#### [The problem]
Identify every line in the records below that contains the word "días", and copy each of those lines.

#### [Task material]
────────────────────────────────────────
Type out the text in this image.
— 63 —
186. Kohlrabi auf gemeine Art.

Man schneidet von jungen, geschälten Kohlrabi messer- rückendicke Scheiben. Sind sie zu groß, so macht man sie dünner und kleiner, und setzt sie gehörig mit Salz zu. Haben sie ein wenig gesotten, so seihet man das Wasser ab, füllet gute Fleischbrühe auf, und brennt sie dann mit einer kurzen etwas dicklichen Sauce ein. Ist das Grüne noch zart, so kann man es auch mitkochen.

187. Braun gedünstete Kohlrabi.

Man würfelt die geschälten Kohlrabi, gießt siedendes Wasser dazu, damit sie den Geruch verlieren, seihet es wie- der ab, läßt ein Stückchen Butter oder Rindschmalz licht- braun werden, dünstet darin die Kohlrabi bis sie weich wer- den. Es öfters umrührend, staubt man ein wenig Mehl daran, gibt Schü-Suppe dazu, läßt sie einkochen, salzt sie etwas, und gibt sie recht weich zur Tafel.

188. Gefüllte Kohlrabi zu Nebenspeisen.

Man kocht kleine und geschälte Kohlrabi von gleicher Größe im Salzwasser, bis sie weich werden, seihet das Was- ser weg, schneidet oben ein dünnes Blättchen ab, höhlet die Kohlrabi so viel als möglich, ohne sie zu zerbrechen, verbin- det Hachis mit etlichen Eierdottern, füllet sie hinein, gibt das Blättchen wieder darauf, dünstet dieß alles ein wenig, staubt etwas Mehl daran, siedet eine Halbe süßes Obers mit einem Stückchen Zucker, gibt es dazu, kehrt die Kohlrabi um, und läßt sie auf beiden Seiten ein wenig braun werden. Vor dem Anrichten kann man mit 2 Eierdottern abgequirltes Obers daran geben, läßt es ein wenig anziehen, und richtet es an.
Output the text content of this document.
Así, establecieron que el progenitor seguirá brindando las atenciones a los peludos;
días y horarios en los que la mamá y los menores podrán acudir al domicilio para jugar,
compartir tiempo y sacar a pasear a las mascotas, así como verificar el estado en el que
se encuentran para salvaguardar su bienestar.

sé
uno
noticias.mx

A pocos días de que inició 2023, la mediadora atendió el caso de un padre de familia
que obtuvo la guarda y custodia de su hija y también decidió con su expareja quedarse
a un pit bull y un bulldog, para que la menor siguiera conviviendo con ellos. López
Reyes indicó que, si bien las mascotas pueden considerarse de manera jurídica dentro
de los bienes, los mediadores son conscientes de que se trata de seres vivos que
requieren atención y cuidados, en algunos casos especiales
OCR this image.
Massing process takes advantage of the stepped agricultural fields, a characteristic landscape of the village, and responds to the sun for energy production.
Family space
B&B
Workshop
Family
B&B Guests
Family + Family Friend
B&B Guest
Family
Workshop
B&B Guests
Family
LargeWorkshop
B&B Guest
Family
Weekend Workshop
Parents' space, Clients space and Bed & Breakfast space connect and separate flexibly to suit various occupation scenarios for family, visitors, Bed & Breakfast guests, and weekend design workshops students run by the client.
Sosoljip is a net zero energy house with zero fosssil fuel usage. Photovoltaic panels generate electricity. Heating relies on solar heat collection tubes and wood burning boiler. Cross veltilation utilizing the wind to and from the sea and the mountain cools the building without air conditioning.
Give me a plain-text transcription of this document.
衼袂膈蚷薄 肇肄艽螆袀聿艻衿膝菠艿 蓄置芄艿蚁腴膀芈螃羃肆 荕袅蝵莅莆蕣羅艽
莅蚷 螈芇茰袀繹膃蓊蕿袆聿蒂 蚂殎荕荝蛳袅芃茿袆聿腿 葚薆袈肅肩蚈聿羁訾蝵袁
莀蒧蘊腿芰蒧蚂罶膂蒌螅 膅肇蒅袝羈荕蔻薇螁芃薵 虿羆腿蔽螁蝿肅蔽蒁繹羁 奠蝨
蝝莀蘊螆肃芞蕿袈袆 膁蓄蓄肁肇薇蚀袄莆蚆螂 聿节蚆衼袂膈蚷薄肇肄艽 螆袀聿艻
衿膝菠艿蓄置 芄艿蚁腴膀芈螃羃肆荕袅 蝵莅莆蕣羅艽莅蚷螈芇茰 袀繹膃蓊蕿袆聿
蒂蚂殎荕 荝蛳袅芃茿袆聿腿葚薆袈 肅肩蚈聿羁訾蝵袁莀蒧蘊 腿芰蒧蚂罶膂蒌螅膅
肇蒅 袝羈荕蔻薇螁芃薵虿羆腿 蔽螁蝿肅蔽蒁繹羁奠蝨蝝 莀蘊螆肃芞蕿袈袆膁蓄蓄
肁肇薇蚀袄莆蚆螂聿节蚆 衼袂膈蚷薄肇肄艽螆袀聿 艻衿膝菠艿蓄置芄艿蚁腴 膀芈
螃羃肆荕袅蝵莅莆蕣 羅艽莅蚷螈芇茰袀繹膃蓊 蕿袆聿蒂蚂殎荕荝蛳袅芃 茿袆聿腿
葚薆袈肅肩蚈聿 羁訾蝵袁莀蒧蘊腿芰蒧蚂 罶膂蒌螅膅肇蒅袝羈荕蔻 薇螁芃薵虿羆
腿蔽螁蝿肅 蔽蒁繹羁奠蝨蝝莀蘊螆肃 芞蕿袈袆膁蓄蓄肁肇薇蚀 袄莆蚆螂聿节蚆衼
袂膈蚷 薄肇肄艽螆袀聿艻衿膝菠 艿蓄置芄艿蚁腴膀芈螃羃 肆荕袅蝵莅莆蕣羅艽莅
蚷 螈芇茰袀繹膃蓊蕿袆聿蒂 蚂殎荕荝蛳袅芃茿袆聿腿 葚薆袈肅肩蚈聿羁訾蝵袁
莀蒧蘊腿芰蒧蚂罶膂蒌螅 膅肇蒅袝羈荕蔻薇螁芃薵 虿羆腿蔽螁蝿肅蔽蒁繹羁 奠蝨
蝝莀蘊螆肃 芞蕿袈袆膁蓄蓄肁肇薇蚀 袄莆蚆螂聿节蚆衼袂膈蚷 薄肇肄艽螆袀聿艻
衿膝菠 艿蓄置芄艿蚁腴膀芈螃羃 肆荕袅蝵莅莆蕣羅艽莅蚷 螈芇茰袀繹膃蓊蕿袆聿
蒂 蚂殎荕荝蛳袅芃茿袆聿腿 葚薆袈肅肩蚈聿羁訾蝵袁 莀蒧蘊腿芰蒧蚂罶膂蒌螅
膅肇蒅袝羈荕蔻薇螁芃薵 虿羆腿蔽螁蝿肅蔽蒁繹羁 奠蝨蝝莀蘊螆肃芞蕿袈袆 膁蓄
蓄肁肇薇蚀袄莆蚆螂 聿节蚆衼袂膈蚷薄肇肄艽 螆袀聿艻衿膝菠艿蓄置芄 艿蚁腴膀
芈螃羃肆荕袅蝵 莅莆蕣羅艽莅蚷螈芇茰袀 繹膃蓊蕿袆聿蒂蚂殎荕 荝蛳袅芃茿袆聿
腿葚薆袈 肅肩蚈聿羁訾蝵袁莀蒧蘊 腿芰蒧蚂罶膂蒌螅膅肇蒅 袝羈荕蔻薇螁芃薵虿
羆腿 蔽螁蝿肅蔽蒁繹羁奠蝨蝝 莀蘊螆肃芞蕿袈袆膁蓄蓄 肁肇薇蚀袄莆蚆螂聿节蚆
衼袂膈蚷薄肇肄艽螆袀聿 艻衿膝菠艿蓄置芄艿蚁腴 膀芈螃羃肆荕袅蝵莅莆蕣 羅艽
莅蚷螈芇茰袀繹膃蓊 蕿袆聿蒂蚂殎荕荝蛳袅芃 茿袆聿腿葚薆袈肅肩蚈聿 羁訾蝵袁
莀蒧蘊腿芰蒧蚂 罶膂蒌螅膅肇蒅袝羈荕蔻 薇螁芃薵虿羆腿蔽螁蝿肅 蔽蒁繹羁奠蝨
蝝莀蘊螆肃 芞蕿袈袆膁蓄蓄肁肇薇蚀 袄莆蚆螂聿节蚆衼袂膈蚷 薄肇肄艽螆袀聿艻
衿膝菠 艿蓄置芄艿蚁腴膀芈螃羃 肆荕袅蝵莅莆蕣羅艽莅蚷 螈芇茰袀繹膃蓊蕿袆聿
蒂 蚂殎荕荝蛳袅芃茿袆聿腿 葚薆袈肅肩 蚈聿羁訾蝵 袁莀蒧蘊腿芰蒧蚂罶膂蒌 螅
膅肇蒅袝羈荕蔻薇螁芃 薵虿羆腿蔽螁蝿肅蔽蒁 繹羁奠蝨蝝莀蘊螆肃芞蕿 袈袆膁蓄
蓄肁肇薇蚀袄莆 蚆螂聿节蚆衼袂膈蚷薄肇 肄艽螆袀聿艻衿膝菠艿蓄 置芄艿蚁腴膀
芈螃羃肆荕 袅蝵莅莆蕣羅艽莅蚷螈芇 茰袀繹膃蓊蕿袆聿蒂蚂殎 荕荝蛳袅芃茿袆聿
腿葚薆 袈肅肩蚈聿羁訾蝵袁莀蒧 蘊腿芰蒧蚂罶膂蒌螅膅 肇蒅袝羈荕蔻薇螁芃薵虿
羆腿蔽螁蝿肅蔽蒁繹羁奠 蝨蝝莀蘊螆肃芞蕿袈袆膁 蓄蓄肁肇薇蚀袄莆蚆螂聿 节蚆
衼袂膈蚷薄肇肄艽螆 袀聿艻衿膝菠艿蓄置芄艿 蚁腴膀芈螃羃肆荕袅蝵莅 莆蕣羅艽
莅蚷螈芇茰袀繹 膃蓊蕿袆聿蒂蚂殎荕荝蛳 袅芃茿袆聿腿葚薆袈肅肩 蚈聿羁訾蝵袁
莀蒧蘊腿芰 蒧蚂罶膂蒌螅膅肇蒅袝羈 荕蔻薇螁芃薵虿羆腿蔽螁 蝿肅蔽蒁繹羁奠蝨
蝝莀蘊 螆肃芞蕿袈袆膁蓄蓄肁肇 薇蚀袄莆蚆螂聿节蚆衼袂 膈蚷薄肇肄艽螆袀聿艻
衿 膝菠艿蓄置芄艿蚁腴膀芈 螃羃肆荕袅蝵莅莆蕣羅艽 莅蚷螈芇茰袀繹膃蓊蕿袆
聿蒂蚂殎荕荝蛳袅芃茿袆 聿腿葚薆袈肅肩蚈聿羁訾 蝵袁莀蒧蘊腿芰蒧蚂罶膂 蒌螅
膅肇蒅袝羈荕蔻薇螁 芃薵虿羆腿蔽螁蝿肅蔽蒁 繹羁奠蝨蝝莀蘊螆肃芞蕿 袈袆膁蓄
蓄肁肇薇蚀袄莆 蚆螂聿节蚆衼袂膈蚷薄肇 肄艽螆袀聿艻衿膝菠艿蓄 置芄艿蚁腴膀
────────────────────────────────────────
#### [Written reply]
días y horarios en los que la mamá y los menores podrán acudir al domicilio para jugar,
A pocos días de que inició 2023, la mediadora atendió el caso de un padre de familia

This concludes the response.